Task goal — Determine how many lines contain the string "Stroombergen", then reply with that figure only.
=== Listing ===
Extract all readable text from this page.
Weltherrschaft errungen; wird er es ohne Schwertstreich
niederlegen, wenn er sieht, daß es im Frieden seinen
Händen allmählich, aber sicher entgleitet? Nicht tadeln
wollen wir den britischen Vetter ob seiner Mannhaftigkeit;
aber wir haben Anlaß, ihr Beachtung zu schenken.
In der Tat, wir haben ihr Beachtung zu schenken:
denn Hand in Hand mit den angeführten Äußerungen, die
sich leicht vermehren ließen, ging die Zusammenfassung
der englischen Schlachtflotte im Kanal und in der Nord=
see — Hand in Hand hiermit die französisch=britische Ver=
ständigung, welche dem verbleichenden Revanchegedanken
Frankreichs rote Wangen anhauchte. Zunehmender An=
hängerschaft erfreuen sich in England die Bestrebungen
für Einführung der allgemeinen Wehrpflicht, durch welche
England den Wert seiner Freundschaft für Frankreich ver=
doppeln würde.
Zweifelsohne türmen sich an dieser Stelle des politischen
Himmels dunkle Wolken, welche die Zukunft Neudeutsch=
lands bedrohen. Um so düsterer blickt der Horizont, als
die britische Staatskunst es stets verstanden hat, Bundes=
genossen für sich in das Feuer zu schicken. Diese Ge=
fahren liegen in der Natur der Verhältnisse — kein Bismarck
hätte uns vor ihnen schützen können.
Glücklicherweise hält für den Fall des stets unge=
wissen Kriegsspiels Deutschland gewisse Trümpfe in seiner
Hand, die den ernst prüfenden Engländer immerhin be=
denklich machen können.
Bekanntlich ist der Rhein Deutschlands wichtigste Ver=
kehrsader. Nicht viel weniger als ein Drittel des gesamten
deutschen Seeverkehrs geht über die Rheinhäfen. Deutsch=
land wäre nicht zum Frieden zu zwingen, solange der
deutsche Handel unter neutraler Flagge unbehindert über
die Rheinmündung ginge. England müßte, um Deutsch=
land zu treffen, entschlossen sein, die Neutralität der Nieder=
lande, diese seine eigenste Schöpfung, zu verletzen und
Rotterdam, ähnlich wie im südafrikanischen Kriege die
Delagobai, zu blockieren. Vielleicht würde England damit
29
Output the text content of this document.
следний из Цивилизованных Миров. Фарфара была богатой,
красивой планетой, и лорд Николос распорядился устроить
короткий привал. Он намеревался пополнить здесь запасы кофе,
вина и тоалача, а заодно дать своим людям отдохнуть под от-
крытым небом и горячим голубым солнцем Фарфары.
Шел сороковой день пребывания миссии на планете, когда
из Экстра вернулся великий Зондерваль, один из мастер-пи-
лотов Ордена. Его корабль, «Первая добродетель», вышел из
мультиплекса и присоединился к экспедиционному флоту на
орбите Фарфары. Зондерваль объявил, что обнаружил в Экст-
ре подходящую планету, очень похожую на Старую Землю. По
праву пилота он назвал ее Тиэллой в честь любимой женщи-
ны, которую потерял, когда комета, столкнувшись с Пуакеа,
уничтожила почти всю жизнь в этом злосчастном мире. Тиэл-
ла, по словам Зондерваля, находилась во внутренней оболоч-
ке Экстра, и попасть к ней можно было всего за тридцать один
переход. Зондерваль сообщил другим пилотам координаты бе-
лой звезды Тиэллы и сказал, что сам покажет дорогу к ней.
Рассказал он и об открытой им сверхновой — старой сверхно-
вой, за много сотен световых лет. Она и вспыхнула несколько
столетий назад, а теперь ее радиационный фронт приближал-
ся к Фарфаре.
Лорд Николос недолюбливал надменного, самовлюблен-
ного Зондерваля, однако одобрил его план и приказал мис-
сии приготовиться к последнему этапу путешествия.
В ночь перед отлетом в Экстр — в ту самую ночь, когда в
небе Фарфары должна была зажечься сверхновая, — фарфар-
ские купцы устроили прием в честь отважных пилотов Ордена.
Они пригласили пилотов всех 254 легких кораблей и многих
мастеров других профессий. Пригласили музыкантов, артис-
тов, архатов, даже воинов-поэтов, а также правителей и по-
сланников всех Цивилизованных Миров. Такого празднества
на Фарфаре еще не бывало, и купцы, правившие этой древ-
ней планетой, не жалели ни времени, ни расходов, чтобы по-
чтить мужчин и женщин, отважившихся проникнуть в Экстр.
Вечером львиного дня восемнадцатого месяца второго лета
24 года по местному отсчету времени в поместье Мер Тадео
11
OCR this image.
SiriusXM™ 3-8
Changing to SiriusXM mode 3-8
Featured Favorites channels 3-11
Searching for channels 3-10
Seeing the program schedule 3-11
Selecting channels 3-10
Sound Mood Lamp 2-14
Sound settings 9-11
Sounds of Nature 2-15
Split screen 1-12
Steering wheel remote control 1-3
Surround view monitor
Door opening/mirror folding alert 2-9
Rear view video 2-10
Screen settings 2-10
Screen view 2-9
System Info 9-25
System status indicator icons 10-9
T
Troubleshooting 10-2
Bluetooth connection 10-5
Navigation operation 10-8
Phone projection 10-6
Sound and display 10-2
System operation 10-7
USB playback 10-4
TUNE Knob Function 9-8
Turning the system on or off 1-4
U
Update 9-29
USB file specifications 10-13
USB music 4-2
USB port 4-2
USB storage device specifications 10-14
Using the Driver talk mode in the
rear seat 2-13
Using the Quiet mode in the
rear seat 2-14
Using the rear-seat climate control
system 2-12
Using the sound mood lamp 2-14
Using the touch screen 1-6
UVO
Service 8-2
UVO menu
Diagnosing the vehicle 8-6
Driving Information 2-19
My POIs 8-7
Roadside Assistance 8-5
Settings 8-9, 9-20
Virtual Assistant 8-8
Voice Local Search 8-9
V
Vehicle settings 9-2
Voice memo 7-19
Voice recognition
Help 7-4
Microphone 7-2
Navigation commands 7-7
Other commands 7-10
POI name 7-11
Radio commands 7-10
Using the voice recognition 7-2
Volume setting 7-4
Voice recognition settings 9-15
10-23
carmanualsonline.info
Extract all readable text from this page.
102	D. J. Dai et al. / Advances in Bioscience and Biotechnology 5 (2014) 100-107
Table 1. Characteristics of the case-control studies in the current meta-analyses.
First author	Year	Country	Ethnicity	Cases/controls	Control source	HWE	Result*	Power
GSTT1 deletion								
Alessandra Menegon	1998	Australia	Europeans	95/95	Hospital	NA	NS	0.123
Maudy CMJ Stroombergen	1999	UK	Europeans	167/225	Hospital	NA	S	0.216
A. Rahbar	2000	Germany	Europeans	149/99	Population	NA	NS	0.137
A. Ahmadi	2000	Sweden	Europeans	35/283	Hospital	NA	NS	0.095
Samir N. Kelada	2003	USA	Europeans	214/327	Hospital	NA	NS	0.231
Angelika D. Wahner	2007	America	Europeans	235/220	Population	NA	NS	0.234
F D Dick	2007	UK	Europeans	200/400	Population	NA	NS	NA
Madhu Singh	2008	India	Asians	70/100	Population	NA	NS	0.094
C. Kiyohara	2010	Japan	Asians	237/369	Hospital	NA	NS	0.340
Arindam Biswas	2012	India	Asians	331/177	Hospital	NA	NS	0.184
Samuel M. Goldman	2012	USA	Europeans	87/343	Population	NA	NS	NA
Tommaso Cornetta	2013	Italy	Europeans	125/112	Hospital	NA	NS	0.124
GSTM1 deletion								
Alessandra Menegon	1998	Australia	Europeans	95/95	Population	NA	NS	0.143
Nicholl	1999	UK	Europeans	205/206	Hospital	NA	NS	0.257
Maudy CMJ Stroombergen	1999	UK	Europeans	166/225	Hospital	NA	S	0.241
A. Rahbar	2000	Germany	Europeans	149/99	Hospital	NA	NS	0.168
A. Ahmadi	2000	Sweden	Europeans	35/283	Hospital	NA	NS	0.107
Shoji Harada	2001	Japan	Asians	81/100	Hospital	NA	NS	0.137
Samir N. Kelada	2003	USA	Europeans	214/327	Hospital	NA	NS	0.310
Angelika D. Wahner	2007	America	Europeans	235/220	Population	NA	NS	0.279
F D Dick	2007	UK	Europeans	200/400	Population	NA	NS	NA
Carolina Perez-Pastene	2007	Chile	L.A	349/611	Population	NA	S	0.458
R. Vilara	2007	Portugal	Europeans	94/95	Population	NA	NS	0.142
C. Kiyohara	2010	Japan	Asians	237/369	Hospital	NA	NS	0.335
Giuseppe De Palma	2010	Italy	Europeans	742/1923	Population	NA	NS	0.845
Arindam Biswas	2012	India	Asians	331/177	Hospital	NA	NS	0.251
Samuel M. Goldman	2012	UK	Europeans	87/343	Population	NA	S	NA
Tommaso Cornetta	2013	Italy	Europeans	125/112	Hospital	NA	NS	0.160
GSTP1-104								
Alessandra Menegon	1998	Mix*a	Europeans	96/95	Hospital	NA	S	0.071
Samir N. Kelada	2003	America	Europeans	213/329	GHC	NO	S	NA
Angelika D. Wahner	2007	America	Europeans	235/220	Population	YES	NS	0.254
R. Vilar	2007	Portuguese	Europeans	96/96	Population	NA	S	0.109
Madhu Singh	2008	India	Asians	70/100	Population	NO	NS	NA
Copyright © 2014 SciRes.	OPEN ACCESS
===
Task result — 2